• _EXERCISE_
Reproduce each line of the material below verbatim, omitting the pictures.

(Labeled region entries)
_ _ _ _ _ _ _

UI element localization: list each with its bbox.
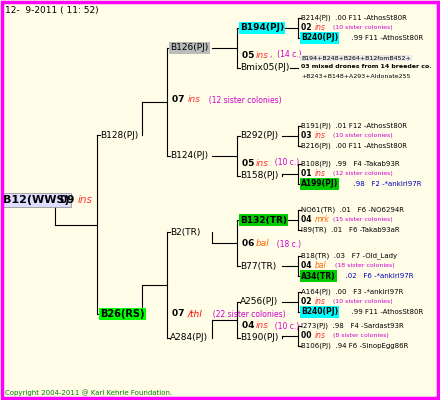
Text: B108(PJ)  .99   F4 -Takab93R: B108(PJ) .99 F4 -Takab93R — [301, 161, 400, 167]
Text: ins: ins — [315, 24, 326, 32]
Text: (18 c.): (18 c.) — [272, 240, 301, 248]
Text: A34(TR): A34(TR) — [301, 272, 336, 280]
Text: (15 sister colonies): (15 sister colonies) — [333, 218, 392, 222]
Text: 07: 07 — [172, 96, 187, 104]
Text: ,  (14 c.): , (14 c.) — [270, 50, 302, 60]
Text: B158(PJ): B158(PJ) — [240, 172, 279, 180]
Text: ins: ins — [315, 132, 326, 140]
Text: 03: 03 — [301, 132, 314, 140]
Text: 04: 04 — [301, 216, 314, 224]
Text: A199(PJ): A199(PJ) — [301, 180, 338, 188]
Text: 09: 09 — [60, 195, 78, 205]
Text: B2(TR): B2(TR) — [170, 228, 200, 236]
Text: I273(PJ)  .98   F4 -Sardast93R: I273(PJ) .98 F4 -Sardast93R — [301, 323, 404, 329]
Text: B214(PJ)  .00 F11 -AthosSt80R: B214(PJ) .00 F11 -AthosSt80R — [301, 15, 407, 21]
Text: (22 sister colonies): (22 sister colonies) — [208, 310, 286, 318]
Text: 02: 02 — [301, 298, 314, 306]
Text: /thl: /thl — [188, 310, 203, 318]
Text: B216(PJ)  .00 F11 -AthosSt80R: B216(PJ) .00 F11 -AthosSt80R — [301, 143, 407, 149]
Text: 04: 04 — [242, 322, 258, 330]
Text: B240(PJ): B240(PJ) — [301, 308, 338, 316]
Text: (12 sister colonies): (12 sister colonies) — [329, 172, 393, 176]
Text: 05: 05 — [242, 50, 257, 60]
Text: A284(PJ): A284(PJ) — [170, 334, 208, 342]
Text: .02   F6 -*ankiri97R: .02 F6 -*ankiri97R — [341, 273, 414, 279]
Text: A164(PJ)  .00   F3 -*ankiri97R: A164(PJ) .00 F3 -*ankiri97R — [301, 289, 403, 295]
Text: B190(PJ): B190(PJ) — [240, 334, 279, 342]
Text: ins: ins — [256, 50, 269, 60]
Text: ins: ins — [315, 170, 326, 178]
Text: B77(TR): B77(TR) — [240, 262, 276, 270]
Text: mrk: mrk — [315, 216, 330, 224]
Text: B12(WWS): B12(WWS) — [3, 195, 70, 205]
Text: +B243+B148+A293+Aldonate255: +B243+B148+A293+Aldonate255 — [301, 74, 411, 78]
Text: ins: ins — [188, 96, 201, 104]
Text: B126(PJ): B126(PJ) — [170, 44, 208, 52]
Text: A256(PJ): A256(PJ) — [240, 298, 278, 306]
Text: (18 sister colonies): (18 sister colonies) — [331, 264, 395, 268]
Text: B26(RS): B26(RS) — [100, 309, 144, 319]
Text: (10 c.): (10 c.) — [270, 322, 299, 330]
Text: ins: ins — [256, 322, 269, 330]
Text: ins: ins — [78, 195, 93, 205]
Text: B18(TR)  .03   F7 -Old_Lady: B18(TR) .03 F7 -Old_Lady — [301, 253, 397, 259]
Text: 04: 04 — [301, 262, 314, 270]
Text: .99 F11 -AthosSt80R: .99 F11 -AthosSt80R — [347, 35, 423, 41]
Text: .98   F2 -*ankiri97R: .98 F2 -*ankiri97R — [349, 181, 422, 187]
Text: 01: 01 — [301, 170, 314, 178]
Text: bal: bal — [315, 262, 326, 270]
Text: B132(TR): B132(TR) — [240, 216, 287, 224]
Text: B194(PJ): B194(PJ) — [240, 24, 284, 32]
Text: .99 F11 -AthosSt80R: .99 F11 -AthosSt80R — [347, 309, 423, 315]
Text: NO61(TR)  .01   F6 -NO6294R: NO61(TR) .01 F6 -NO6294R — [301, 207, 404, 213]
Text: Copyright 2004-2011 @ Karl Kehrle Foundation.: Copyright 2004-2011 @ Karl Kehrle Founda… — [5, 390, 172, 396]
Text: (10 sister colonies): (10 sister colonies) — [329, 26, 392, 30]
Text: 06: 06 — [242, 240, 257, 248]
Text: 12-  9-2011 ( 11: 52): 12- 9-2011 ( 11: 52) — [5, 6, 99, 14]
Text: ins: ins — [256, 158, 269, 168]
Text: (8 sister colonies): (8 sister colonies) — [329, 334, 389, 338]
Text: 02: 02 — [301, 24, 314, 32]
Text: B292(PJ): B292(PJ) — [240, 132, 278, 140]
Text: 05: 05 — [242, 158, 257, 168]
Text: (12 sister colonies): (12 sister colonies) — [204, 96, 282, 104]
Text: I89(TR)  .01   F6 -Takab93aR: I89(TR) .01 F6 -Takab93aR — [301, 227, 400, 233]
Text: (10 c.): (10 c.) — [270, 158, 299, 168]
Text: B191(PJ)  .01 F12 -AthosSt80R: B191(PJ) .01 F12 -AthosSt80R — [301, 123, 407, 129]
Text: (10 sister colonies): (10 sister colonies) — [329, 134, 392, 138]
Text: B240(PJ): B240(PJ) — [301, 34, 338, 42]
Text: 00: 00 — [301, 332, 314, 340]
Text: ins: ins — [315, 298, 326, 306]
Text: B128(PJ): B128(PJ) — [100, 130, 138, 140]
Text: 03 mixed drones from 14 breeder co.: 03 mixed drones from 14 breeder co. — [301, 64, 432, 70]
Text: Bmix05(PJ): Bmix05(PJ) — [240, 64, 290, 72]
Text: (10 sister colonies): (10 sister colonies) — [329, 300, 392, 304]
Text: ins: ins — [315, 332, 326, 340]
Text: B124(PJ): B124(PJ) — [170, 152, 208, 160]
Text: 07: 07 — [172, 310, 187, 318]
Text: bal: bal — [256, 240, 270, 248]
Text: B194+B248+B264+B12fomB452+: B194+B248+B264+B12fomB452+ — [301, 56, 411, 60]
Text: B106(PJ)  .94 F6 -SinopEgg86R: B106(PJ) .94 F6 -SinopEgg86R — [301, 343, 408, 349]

_ _ _ _ _ _ _

• _THE REPLY_
UI element localization: list each with its bbox.
Text: B108(PJ)  .99   F4 -Takab93R: B108(PJ) .99 F4 -Takab93R — [301, 161, 400, 167]
Text: ins: ins — [315, 24, 326, 32]
Text: (18 c.): (18 c.) — [272, 240, 301, 248]
Text: A34(TR): A34(TR) — [301, 272, 336, 280]
Text: (15 sister colonies): (15 sister colonies) — [333, 218, 392, 222]
Text: 07: 07 — [172, 96, 187, 104]
Text: ,  (14 c.): , (14 c.) — [270, 50, 302, 60]
Text: B158(PJ): B158(PJ) — [240, 172, 279, 180]
Text: ins: ins — [315, 132, 326, 140]
Text: 03: 03 — [301, 132, 314, 140]
Text: 04: 04 — [301, 216, 314, 224]
Text: A199(PJ): A199(PJ) — [301, 180, 338, 188]
Text: 09: 09 — [60, 195, 78, 205]
Text: B2(TR): B2(TR) — [170, 228, 200, 236]
Text: I273(PJ)  .98   F4 -Sardast93R: I273(PJ) .98 F4 -Sardast93R — [301, 323, 404, 329]
Text: B214(PJ)  .00 F11 -AthosSt80R: B214(PJ) .00 F11 -AthosSt80R — [301, 15, 407, 21]
Text: (22 sister colonies): (22 sister colonies) — [208, 310, 286, 318]
Text: 02: 02 — [301, 298, 314, 306]
Text: /thl: /thl — [188, 310, 203, 318]
Text: B216(PJ)  .00 F11 -AthosSt80R: B216(PJ) .00 F11 -AthosSt80R — [301, 143, 407, 149]
Text: 04: 04 — [242, 322, 258, 330]
Text: B240(PJ): B240(PJ) — [301, 308, 338, 316]
Text: (12 sister colonies): (12 sister colonies) — [329, 172, 393, 176]
Text: 05: 05 — [242, 50, 257, 60]
Text: A284(PJ): A284(PJ) — [170, 334, 208, 342]
Text: .02   F6 -*ankiri97R: .02 F6 -*ankiri97R — [341, 273, 414, 279]
Text: A164(PJ)  .00   F3 -*ankiri97R: A164(PJ) .00 F3 -*ankiri97R — [301, 289, 403, 295]
Text: B190(PJ): B190(PJ) — [240, 334, 279, 342]
Text: ins: ins — [256, 50, 269, 60]
Text: ins: ins — [315, 170, 326, 178]
Text: B77(TR): B77(TR) — [240, 262, 276, 270]
Text: mrk: mrk — [315, 216, 330, 224]
Text: B12(WWS): B12(WWS) — [3, 195, 70, 205]
Text: +B243+B148+A293+Aldonate255: +B243+B148+A293+Aldonate255 — [301, 74, 411, 78]
Text: ins: ins — [188, 96, 201, 104]
Text: B126(PJ): B126(PJ) — [170, 44, 208, 52]
Text: A256(PJ): A256(PJ) — [240, 298, 278, 306]
Text: (18 sister colonies): (18 sister colonies) — [331, 264, 395, 268]
Text: B26(RS): B26(RS) — [100, 309, 144, 319]
Text: (10 c.): (10 c.) — [270, 322, 299, 330]
Text: ins: ins — [256, 322, 269, 330]
Text: ins: ins — [78, 195, 93, 205]
Text: B18(TR)  .03   F7 -Old_Lady: B18(TR) .03 F7 -Old_Lady — [301, 253, 397, 259]
Text: 04: 04 — [301, 262, 314, 270]
Text: .99 F11 -AthosSt80R: .99 F11 -AthosSt80R — [347, 35, 423, 41]
Text: .98   F2 -*ankiri97R: .98 F2 -*ankiri97R — [349, 181, 422, 187]
Text: 01: 01 — [301, 170, 314, 178]
Text: bal: bal — [315, 262, 326, 270]
Text: B132(TR): B132(TR) — [240, 216, 287, 224]
Text: B194(PJ): B194(PJ) — [240, 24, 284, 32]
Text: .99 F11 -AthosSt80R: .99 F11 -AthosSt80R — [347, 309, 423, 315]
Text: NO61(TR)  .01   F6 -NO6294R: NO61(TR) .01 F6 -NO6294R — [301, 207, 404, 213]
Text: Copyright 2004-2011 @ Karl Kehrle Foundation.: Copyright 2004-2011 @ Karl Kehrle Founda… — [5, 390, 172, 396]
Text: (10 sister colonies): (10 sister colonies) — [329, 26, 392, 30]
Text: 06: 06 — [242, 240, 257, 248]
Text: 12-  9-2011 ( 11: 52): 12- 9-2011 ( 11: 52) — [5, 6, 99, 14]
Text: ins: ins — [256, 158, 269, 168]
Text: (8 sister colonies): (8 sister colonies) — [329, 334, 389, 338]
Text: 02: 02 — [301, 24, 314, 32]
Text: B292(PJ): B292(PJ) — [240, 132, 278, 140]
Text: 05: 05 — [242, 158, 257, 168]
Text: (12 sister colonies): (12 sister colonies) — [204, 96, 282, 104]
Text: I89(TR)  .01   F6 -Takab93aR: I89(TR) .01 F6 -Takab93aR — [301, 227, 400, 233]
Text: (10 c.): (10 c.) — [270, 158, 299, 168]
Text: B191(PJ)  .01 F12 -AthosSt80R: B191(PJ) .01 F12 -AthosSt80R — [301, 123, 407, 129]
Text: (10 sister colonies): (10 sister colonies) — [329, 134, 392, 138]
Text: B240(PJ): B240(PJ) — [301, 34, 338, 42]
Text: 00: 00 — [301, 332, 314, 340]
Text: ins: ins — [315, 298, 326, 306]
Text: B128(PJ): B128(PJ) — [100, 130, 138, 140]
Text: 03 mixed drones from 14 breeder co.: 03 mixed drones from 14 breeder co. — [301, 64, 432, 70]
Text: Bmix05(PJ): Bmix05(PJ) — [240, 64, 290, 72]
Text: (10 sister colonies): (10 sister colonies) — [329, 300, 392, 304]
Text: ins: ins — [315, 332, 326, 340]
Text: B124(PJ): B124(PJ) — [170, 152, 208, 160]
Text: 07: 07 — [172, 310, 187, 318]
Text: bal: bal — [256, 240, 270, 248]
Text: B194+B248+B264+B12fomB452+: B194+B248+B264+B12fomB452+ — [301, 56, 411, 60]
Text: B106(PJ)  .94 F6 -SinopEgg86R: B106(PJ) .94 F6 -SinopEgg86R — [301, 343, 408, 349]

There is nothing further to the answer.